What the task asks: Tally up the lines that include "color" and state that number by itself.

Records for processing:
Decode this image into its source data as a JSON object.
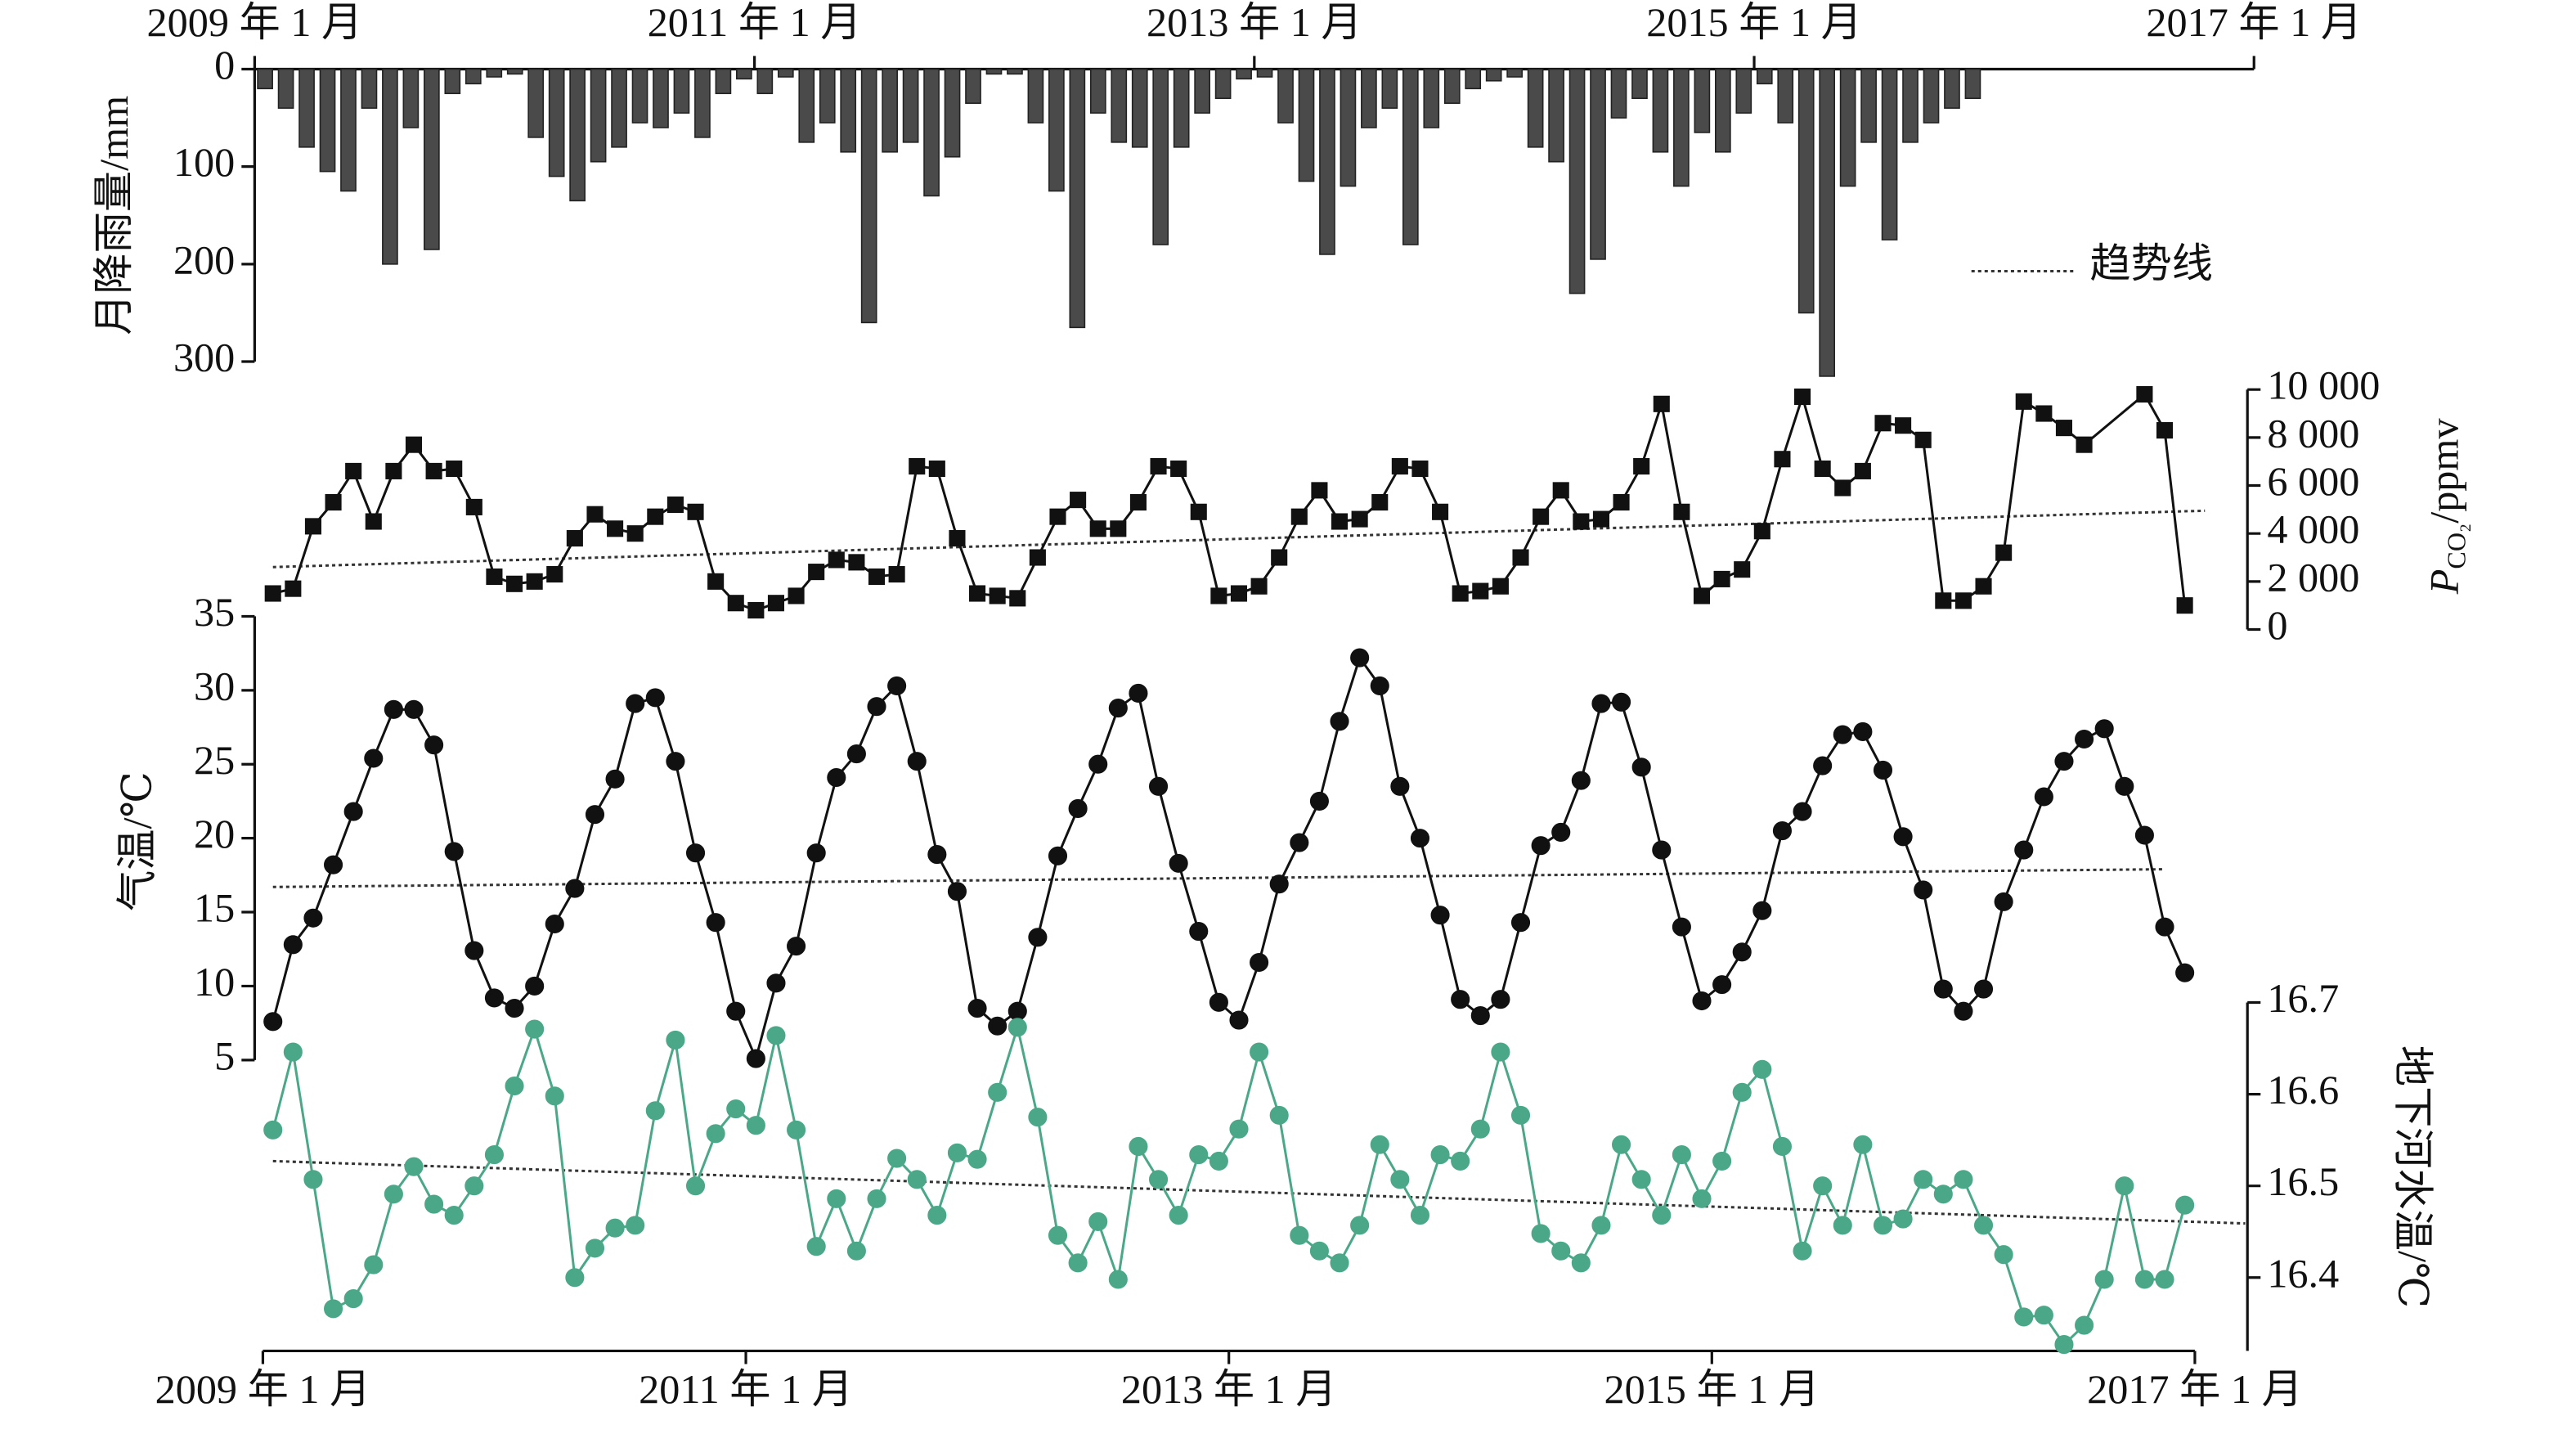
{
  "chart_data": [
    {
      "type": "bar",
      "color": "#4a4a4a",
      "x_axis": "top",
      "y_axis": "left",
      "ylabel": "月降雨量/mm",
      "legend_label": "趋势线",
      "xlim": [
        "2009-01",
        "2017-01"
      ],
      "xticks": [
        {
          "value": "2009-01",
          "label": "2009 年 1 月"
        },
        {
          "value": "2011-01",
          "label": "2011 年 1 月"
        },
        {
          "value": "2013-01",
          "label": "2013 年 1 月"
        },
        {
          "value": "2015-01",
          "label": "2015 年 1 月"
        },
        {
          "value": "2017-01",
          "label": "2017 年 1 月"
        }
      ],
      "ylim": [
        300,
        0
      ],
      "yticks": [
        0,
        100,
        200,
        300
      ],
      "x": [
        "2009-01",
        "2009-02",
        "2009-03",
        "2009-04",
        "2009-05",
        "2009-06",
        "2009-07",
        "2009-08",
        "2009-09",
        "2009-10",
        "2009-11",
        "2009-12",
        "2010-01",
        "2010-02",
        "2010-03",
        "2010-04",
        "2010-05",
        "2010-06",
        "2010-07",
        "2010-08",
        "2010-09",
        "2010-10",
        "2010-11",
        "2010-12",
        "2011-01",
        "2011-02",
        "2011-03",
        "2011-04",
        "2011-05",
        "2011-06",
        "2011-07",
        "2011-08",
        "2011-09",
        "2011-10",
        "2011-11",
        "2011-12",
        "2012-01",
        "2012-02",
        "2012-03",
        "2012-04",
        "2012-05",
        "2012-06",
        "2012-07",
        "2012-08",
        "2012-09",
        "2012-10",
        "2012-11",
        "2012-12",
        "2013-01",
        "2013-02",
        "2013-03",
        "2013-04",
        "2013-05",
        "2013-06",
        "2013-07",
        "2013-08",
        "2013-09",
        "2013-10",
        "2013-11",
        "2013-12",
        "2014-01",
        "2014-02",
        "2014-03",
        "2014-04",
        "2014-05",
        "2014-06",
        "2014-07",
        "2014-08",
        "2014-09",
        "2014-10",
        "2014-11",
        "2014-12",
        "2015-01",
        "2015-02",
        "2015-03",
        "2015-04",
        "2015-05",
        "2015-06",
        "2015-07",
        "2015-08",
        "2015-09",
        "2015-10",
        "2015-11"
      ],
      "values": [
        20,
        40,
        80,
        105,
        125,
        40,
        200,
        60,
        185,
        25,
        15,
        8,
        5,
        70,
        110,
        135,
        95,
        80,
        55,
        60,
        45,
        70,
        25,
        10,
        25,
        8,
        75,
        55,
        85,
        260,
        85,
        75,
        130,
        90,
        35,
        5,
        5,
        55,
        125,
        265,
        45,
        75,
        80,
        180,
        80,
        45,
        30,
        10,
        8,
        55,
        115,
        190,
        120,
        60,
        40,
        180,
        60,
        35,
        20,
        12,
        8,
        80,
        95,
        230,
        195,
        50,
        30,
        85,
        120,
        65,
        85,
        45,
        15,
        55,
        250,
        315,
        120,
        75,
        175,
        75,
        55,
        40,
        30
      ]
    },
    {
      "type": "line",
      "marker": "square",
      "color": "#111111",
      "y_axis": "right",
      "ylabel": {
        "symbol": "P",
        "subscript": "CO₂",
        "unit": "/ppmv"
      },
      "xlim": [
        "2009-01",
        "2017-01"
      ],
      "ylim": [
        0,
        10000
      ],
      "yticks": [
        0,
        {
          "value": 2000,
          "label": "2 000"
        },
        {
          "value": 4000,
          "label": "4 000"
        },
        {
          "value": 6000,
          "label": "6 000"
        },
        {
          "value": 8000,
          "label": "8 000"
        },
        {
          "value": 10000,
          "label": "10 000"
        }
      ],
      "trend_x": [
        "2009-01",
        "2017-01"
      ],
      "trend_values": [
        2600,
        4950
      ],
      "x": [
        "2009-01",
        "2009-02",
        "2009-03",
        "2009-04",
        "2009-05",
        "2009-06",
        "2009-07",
        "2009-08",
        "2009-09",
        "2009-10",
        "2009-11",
        "2009-12",
        "2010-01",
        "2010-02",
        "2010-03",
        "2010-04",
        "2010-05",
        "2010-06",
        "2010-07",
        "2010-08",
        "2010-09",
        "2010-10",
        "2010-11",
        "2010-12",
        "2011-01",
        "2011-02",
        "2011-03",
        "2011-04",
        "2011-05",
        "2011-06",
        "2011-07",
        "2011-08",
        "2011-09",
        "2011-10",
        "2011-11",
        "2011-12",
        "2012-01",
        "2012-02",
        "2012-03",
        "2012-04",
        "2012-05",
        "2012-06",
        "2012-07",
        "2012-08",
        "2012-09",
        "2012-10",
        "2012-11",
        "2012-12",
        "2013-01",
        "2013-02",
        "2013-03",
        "2013-04",
        "2013-05",
        "2013-06",
        "2013-07",
        "2013-08",
        "2013-09",
        "2013-10",
        "2013-11",
        "2013-12",
        "2014-01",
        "2014-02",
        "2014-03",
        "2014-04",
        "2014-05",
        "2014-06",
        "2014-07",
        "2014-08",
        "2014-09",
        "2014-10",
        "2014-11",
        "2014-12",
        "2015-01",
        "2015-02",
        "2015-03",
        "2015-04",
        "2015-05",
        "2015-06",
        "2015-07",
        "2015-08",
        "2015-09",
        "2015-10",
        "2015-11",
        "2015-12",
        "2016-01",
        "2016-02",
        "2016-03",
        "2016-04",
        "2016-05",
        "2016-06",
        "2016-07",
        "2016-10",
        "2016-11",
        "2016-12"
      ],
      "values": [
        1500,
        1700,
        4300,
        5300,
        6600,
        4500,
        6600,
        7700,
        6600,
        6700,
        5100,
        2200,
        1900,
        2000,
        2300,
        3800,
        4800,
        4200,
        4000,
        4700,
        5200,
        4900,
        2000,
        1100,
        800,
        1100,
        1400,
        2400,
        2900,
        2800,
        2200,
        2300,
        6800,
        6700,
        3800,
        1500,
        1400,
        1300,
        3000,
        4700,
        5400,
        4200,
        4200,
        5300,
        6800,
        6700,
        4900,
        1400,
        1500,
        1800,
        3000,
        4700,
        5800,
        4500,
        4600,
        5300,
        6800,
        6700,
        4900,
        1500,
        1600,
        1800,
        3000,
        4700,
        5800,
        4500,
        4600,
        5300,
        6800,
        9400,
        4900,
        1400,
        2100,
        2500,
        4100,
        7100,
        9700,
        6700,
        5900,
        6600,
        8600,
        8500,
        7900,
        1200,
        1200,
        1800,
        3200,
        9500,
        9000,
        8400,
        7700,
        9800,
        8300,
        1000
      ]
    },
    {
      "type": "line",
      "marker": "circle",
      "color": "#111111",
      "y_axis": "left",
      "ylabel": "气温/℃",
      "xlim": [
        "2009-01",
        "2017-01"
      ],
      "ylim": [
        5,
        35
      ],
      "yticks": [
        5,
        10,
        15,
        20,
        25,
        30,
        35
      ],
      "trend_x": [
        "2009-01",
        "2016-11"
      ],
      "trend_values": [
        16.7,
        17.9
      ],
      "x": [
        "2009-01",
        "2009-02",
        "2009-03",
        "2009-04",
        "2009-05",
        "2009-06",
        "2009-07",
        "2009-08",
        "2009-09",
        "2009-10",
        "2009-11",
        "2009-12",
        "2010-01",
        "2010-02",
        "2010-03",
        "2010-04",
        "2010-05",
        "2010-06",
        "2010-07",
        "2010-08",
        "2010-09",
        "2010-10",
        "2010-11",
        "2010-12",
        "2011-01",
        "2011-02",
        "2011-03",
        "2011-04",
        "2011-05",
        "2011-06",
        "2011-07",
        "2011-08",
        "2011-09",
        "2011-10",
        "2011-11",
        "2011-12",
        "2012-01",
        "2012-02",
        "2012-03",
        "2012-04",
        "2012-05",
        "2012-06",
        "2012-07",
        "2012-08",
        "2012-09",
        "2012-10",
        "2012-11",
        "2012-12",
        "2013-01",
        "2013-02",
        "2013-03",
        "2013-04",
        "2013-05",
        "2013-06",
        "2013-07",
        "2013-08",
        "2013-09",
        "2013-10",
        "2013-11",
        "2013-12",
        "2014-01",
        "2014-02",
        "2014-03",
        "2014-04",
        "2014-05",
        "2014-06",
        "2014-07",
        "2014-08",
        "2014-09",
        "2014-10",
        "2014-11",
        "2014-12",
        "2015-01",
        "2015-02",
        "2015-03",
        "2015-04",
        "2015-05",
        "2015-06",
        "2015-07",
        "2015-08",
        "2015-09",
        "2015-10",
        "2015-11",
        "2015-12",
        "2016-01",
        "2016-02",
        "2016-03",
        "2016-04",
        "2016-05",
        "2016-06",
        "2016-07",
        "2016-08",
        "2016-09",
        "2016-10",
        "2016-11",
        "2016-12"
      ],
      "values": [
        7.6,
        12.8,
        14.6,
        18.2,
        21.8,
        25.4,
        28.7,
        28.7,
        26.3,
        19.1,
        12.4,
        9.2,
        8.5,
        10,
        14.2,
        16.6,
        21.6,
        24,
        29.1,
        29.5,
        25.2,
        19,
        14.3,
        8.3,
        5.1,
        10.2,
        12.7,
        19,
        24.1,
        25.7,
        28.9,
        30.3,
        25.2,
        18.9,
        16.4,
        8.5,
        7.3,
        8.3,
        13.3,
        18.8,
        22,
        25,
        28.8,
        29.8,
        23.5,
        18.3,
        13.7,
        8.9,
        7.7,
        11.6,
        16.9,
        19.7,
        22.5,
        27.9,
        32.2,
        30.3,
        23.5,
        20,
        14.8,
        9.1,
        8,
        9.1,
        14.3,
        19.5,
        20.4,
        23.9,
        29.1,
        29.2,
        24.8,
        19.2,
        14,
        9,
        10.1,
        12.3,
        15.1,
        20.5,
        21.8,
        24.9,
        27,
        27.2,
        24.6,
        20.1,
        16.5,
        9.8,
        8.3,
        9.8,
        15.7,
        19.2,
        22.8,
        25.2,
        26.7,
        27.4,
        23.5,
        20.2,
        14,
        10.9
      ]
    },
    {
      "type": "line",
      "marker": "circle",
      "color": "#4aa889",
      "y_axis": "right",
      "x_axis": "bottom",
      "ylabel": "地下河水温/℃",
      "xlim": [
        "2009-01",
        "2017-01"
      ],
      "xticks": [
        {
          "value": "2009-01",
          "label": "2009 年 1 月"
        },
        {
          "value": "2011-01",
          "label": "2011 年 1 月"
        },
        {
          "value": "2013-01",
          "label": "2013 年 1 月"
        },
        {
          "value": "2015-01",
          "label": "2015 年 1 月"
        },
        {
          "value": "2017-01",
          "label": "2017 年 1 月"
        }
      ],
      "ylim": [
        16.32,
        16.7
      ],
      "yticks": [
        16.4,
        16.5,
        16.6,
        16.7
      ],
      "trend_x": [
        "2009-01",
        "2017-03"
      ],
      "trend_values": [
        16.527,
        16.459
      ],
      "x": [
        "2009-01",
        "2009-02",
        "2009-03",
        "2009-04",
        "2009-05",
        "2009-06",
        "2009-07",
        "2009-08",
        "2009-09",
        "2009-10",
        "2009-11",
        "2009-12",
        "2010-01",
        "2010-02",
        "2010-03",
        "2010-04",
        "2010-05",
        "2010-06",
        "2010-07",
        "2010-08",
        "2010-09",
        "2010-10",
        "2010-11",
        "2010-12",
        "2011-01",
        "2011-02",
        "2011-03",
        "2011-04",
        "2011-05",
        "2011-06",
        "2011-07",
        "2011-08",
        "2011-09",
        "2011-10",
        "2011-11",
        "2011-12",
        "2012-01",
        "2012-02",
        "2012-03",
        "2012-04",
        "2012-05",
        "2012-06",
        "2012-07",
        "2012-08",
        "2012-09",
        "2012-10",
        "2012-11",
        "2012-12",
        "2013-01",
        "2013-02",
        "2013-03",
        "2013-04",
        "2013-05",
        "2013-06",
        "2013-07",
        "2013-08",
        "2013-09",
        "2013-10",
        "2013-11",
        "2013-12",
        "2014-01",
        "2014-02",
        "2014-03",
        "2014-04",
        "2014-05",
        "2014-06",
        "2014-07",
        "2014-08",
        "2014-09",
        "2014-10",
        "2014-11",
        "2014-12",
        "2015-01",
        "2015-02",
        "2015-03",
        "2015-04",
        "2015-05",
        "2015-06",
        "2015-07",
        "2015-08",
        "2015-09",
        "2015-10",
        "2015-11",
        "2015-12",
        "2016-01",
        "2016-02",
        "2016-03",
        "2016-04",
        "2016-05",
        "2016-06",
        "2016-07",
        "2016-08",
        "2016-09",
        "2016-10",
        "2016-11",
        "2016-12"
      ],
      "values": [
        16.561,
        16.646,
        16.507,
        16.366,
        16.377,
        16.414,
        16.491,
        16.521,
        16.48,
        16.468,
        16.5,
        16.534,
        16.609,
        16.671,
        16.598,
        16.4,
        16.432,
        16.454,
        16.457,
        16.582,
        16.659,
        16.5,
        16.557,
        16.584,
        16.566,
        16.664,
        16.561,
        16.434,
        16.486,
        16.429,
        16.486,
        16.53,
        16.507,
        16.468,
        16.536,
        16.529,
        16.602,
        16.673,
        16.575,
        16.446,
        16.416,
        16.461,
        16.398,
        16.543,
        16.507,
        16.468,
        16.534,
        16.527,
        16.562,
        16.646,
        16.577,
        16.446,
        16.429,
        16.416,
        16.457,
        16.545,
        16.507,
        16.468,
        16.534,
        16.527,
        16.562,
        16.646,
        16.577,
        16.448,
        16.429,
        16.416,
        16.457,
        16.545,
        16.507,
        16.468,
        16.534,
        16.486,
        16.527,
        16.602,
        16.627,
        16.543,
        16.429,
        16.5,
        16.457,
        16.545,
        16.457,
        16.464,
        16.507,
        16.491,
        16.507,
        16.457,
        16.425,
        16.357,
        16.359,
        16.327,
        16.348,
        16.398,
        16.5,
        16.398,
        16.398,
        16.479
      ]
    }
  ]
}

Exercise result: 4